[The records start]

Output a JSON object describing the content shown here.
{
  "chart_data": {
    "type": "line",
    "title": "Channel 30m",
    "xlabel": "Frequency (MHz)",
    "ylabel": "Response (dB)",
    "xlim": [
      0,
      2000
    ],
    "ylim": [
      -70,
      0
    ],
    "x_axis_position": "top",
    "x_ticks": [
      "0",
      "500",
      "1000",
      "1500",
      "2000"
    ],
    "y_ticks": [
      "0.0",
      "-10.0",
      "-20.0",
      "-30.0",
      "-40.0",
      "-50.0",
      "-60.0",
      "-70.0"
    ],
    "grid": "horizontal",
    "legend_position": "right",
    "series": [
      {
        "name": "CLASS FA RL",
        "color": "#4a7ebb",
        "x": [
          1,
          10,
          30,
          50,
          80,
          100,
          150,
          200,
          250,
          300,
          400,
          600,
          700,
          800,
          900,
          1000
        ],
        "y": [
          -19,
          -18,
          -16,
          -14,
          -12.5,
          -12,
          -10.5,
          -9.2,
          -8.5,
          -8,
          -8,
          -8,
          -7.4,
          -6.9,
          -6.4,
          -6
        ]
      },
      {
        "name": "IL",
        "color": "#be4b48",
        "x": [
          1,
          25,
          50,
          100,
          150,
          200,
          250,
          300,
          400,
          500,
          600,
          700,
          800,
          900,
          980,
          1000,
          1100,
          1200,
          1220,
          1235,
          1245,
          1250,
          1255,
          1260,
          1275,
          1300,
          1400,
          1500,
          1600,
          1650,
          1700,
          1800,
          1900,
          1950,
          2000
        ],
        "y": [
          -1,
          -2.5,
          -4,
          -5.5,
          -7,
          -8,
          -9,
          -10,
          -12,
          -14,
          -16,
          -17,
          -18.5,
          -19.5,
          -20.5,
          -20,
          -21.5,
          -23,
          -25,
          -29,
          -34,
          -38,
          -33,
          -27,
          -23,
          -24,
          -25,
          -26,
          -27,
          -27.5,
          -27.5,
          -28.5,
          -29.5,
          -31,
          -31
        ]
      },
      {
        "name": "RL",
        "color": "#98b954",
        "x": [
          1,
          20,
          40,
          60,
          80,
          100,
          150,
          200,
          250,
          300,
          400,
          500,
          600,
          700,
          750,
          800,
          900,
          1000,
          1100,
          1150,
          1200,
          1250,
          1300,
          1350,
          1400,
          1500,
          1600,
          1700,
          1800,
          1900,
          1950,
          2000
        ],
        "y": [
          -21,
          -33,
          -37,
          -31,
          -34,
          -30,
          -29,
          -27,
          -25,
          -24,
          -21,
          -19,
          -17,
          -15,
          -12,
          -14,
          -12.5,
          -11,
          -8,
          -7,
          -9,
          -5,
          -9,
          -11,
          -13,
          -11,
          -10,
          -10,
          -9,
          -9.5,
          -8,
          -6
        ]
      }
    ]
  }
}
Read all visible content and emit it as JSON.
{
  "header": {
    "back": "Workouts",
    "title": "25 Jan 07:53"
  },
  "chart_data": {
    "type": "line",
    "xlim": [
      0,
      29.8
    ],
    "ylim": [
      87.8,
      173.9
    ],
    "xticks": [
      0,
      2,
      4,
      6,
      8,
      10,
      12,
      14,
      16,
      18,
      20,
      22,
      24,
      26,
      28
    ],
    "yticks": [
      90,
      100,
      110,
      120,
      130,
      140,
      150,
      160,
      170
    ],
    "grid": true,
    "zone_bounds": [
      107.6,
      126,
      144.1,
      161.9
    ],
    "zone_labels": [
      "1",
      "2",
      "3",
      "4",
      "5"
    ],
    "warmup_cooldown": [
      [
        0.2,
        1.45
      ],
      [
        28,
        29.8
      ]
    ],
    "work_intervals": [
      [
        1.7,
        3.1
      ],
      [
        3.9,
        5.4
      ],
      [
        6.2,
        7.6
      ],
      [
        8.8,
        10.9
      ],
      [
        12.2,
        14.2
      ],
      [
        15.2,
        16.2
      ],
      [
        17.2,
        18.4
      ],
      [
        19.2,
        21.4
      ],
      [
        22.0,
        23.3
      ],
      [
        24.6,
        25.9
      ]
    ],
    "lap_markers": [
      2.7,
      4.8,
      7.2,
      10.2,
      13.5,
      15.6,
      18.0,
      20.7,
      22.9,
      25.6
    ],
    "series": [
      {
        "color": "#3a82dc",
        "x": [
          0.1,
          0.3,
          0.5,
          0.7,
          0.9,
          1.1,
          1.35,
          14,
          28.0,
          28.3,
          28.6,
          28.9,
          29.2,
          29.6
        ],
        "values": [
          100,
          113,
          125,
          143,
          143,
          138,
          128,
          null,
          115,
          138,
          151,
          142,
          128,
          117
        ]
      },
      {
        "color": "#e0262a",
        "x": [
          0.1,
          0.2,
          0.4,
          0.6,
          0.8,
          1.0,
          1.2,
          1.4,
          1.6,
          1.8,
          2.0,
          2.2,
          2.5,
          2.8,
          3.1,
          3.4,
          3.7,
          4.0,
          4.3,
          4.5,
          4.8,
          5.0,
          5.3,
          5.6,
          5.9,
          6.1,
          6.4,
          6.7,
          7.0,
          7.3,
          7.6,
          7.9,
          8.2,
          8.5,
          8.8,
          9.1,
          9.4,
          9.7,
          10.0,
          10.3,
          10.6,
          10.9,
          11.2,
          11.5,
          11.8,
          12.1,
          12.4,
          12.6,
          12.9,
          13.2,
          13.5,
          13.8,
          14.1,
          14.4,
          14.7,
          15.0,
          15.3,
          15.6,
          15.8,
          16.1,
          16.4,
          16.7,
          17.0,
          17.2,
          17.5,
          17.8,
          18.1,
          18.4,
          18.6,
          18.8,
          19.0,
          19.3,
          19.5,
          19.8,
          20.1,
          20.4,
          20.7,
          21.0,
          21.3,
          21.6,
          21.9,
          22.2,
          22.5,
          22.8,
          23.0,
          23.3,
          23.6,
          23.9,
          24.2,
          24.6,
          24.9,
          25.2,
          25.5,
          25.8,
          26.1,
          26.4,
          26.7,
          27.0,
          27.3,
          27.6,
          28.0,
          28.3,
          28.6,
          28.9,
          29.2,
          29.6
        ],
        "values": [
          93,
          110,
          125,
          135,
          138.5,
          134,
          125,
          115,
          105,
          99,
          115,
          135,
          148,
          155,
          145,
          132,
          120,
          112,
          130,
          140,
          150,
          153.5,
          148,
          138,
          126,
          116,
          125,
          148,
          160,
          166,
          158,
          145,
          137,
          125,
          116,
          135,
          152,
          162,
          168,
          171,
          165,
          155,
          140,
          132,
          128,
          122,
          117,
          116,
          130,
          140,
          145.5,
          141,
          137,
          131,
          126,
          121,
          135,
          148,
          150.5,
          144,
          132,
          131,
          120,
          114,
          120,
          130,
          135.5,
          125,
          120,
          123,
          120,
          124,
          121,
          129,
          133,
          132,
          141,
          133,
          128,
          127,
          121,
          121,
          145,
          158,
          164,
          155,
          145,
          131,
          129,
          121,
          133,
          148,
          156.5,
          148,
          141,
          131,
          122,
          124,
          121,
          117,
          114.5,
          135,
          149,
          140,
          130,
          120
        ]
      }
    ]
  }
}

[The records end]
[The records start]

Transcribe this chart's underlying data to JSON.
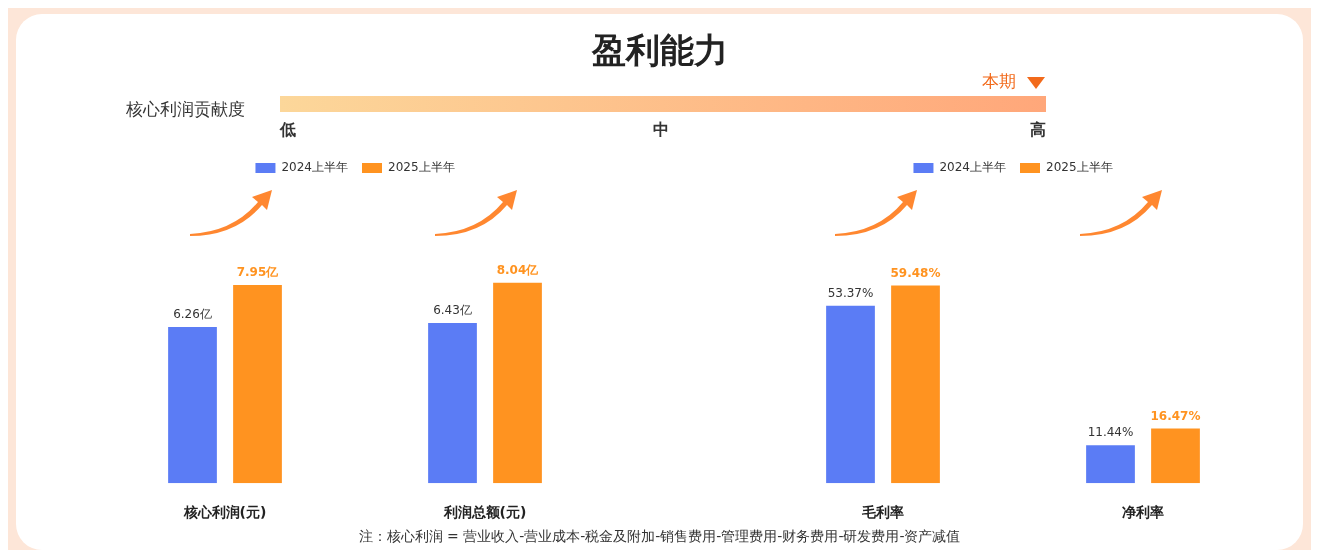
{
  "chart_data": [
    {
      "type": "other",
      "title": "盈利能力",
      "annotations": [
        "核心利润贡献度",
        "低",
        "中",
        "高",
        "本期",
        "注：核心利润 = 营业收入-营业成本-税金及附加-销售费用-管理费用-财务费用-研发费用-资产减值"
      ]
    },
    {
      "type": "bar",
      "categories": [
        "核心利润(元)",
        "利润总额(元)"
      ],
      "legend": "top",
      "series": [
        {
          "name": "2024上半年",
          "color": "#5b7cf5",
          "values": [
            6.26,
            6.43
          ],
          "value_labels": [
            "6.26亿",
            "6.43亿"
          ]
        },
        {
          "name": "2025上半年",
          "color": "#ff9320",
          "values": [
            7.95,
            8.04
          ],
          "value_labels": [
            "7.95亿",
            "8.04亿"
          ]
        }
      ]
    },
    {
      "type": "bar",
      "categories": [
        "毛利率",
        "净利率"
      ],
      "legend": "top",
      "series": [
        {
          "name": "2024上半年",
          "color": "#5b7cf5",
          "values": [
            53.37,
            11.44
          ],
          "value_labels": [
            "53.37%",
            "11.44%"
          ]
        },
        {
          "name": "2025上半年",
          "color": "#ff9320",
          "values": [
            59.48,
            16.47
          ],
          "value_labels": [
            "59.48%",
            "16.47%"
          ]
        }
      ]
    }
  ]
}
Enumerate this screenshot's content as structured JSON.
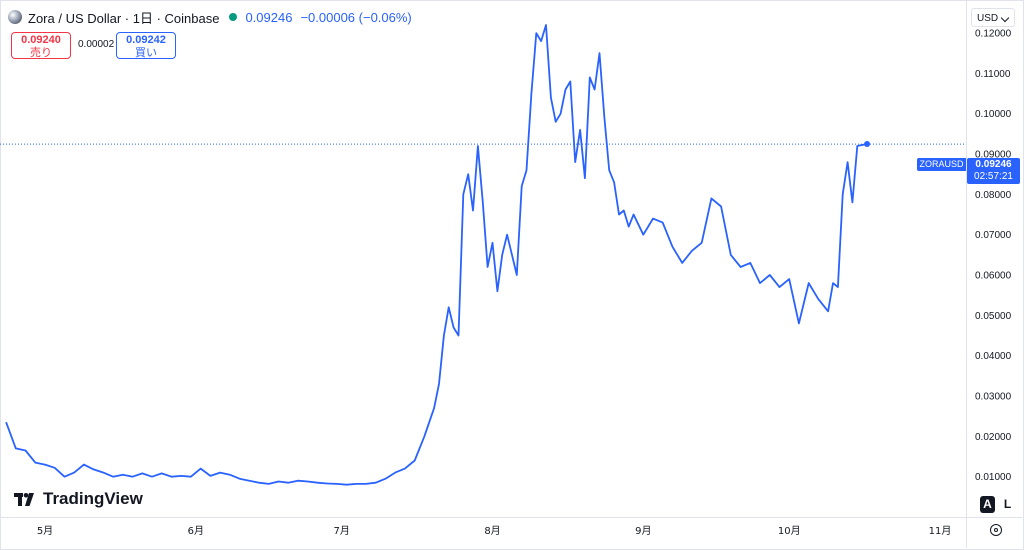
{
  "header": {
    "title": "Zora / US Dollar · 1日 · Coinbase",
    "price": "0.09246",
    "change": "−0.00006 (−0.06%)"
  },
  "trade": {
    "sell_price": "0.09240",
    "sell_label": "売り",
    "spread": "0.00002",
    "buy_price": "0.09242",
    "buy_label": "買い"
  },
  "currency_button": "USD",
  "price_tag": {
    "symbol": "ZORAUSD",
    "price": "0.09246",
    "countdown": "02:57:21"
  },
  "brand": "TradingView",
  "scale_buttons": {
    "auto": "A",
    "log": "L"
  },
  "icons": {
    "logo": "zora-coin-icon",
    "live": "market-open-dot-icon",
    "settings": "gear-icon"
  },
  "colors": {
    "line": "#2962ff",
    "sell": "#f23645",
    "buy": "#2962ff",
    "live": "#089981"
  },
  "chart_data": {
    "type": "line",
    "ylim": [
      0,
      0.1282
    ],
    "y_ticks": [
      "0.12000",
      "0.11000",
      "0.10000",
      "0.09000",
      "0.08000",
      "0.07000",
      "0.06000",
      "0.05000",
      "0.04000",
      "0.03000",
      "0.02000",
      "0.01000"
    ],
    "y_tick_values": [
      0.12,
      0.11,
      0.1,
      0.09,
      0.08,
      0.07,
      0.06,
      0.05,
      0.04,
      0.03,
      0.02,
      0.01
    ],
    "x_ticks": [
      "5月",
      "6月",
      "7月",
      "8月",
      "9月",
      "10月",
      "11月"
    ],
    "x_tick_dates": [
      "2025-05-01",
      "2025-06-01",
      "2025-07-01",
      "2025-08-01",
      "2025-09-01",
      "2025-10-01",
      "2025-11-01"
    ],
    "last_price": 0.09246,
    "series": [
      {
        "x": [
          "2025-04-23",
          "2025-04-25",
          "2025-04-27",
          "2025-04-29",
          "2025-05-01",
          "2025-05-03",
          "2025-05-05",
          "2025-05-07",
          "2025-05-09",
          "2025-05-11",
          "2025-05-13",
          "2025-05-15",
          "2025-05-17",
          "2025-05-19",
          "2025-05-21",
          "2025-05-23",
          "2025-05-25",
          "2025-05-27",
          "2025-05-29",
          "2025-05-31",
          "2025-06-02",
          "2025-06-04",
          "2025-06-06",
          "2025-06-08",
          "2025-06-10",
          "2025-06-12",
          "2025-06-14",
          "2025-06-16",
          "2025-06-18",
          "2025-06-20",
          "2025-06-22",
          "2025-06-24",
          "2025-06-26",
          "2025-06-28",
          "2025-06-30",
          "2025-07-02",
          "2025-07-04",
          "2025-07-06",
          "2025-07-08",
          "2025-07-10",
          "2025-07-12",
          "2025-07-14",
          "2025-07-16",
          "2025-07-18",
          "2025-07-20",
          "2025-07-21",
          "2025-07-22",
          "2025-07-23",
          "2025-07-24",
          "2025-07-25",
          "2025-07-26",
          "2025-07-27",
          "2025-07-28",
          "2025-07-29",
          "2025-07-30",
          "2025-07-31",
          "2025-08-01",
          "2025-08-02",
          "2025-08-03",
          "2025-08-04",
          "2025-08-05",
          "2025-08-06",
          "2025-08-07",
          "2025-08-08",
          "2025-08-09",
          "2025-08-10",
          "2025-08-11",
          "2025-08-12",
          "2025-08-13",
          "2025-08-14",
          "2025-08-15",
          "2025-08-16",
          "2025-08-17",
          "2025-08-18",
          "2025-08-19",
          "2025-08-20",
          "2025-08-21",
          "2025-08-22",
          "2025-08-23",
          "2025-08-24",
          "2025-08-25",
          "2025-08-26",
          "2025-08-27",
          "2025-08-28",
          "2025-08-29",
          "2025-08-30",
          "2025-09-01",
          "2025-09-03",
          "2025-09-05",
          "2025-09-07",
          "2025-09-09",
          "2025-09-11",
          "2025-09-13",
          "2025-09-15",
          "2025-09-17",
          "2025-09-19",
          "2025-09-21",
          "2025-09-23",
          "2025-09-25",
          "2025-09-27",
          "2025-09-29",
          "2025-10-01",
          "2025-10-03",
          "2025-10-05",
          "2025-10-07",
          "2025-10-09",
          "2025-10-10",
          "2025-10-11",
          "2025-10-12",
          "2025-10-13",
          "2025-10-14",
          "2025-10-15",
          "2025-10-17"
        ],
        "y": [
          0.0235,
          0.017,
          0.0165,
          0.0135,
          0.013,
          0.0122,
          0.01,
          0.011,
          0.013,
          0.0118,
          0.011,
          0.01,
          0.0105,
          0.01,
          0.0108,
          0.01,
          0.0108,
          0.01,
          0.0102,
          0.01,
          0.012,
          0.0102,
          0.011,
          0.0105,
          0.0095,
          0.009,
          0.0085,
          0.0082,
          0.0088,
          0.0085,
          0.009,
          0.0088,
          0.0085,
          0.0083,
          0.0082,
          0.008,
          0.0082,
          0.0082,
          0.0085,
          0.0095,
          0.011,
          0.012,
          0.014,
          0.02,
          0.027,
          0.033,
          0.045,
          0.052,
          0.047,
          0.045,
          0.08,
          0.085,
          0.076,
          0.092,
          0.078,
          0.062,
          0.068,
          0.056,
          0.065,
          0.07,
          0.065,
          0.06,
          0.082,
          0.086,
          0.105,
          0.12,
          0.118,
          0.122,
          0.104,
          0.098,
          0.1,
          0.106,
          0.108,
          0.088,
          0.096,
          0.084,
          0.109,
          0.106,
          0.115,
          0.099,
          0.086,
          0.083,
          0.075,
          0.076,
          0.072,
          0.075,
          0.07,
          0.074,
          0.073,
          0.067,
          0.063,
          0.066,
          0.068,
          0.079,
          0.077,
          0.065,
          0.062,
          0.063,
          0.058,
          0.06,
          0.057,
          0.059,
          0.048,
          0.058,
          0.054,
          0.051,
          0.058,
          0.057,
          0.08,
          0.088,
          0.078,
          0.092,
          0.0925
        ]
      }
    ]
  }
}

[The records end]

▶ [Do this] Determine how many lines include the string "name". Give no answer but the number.

▶ [Exercise output] 7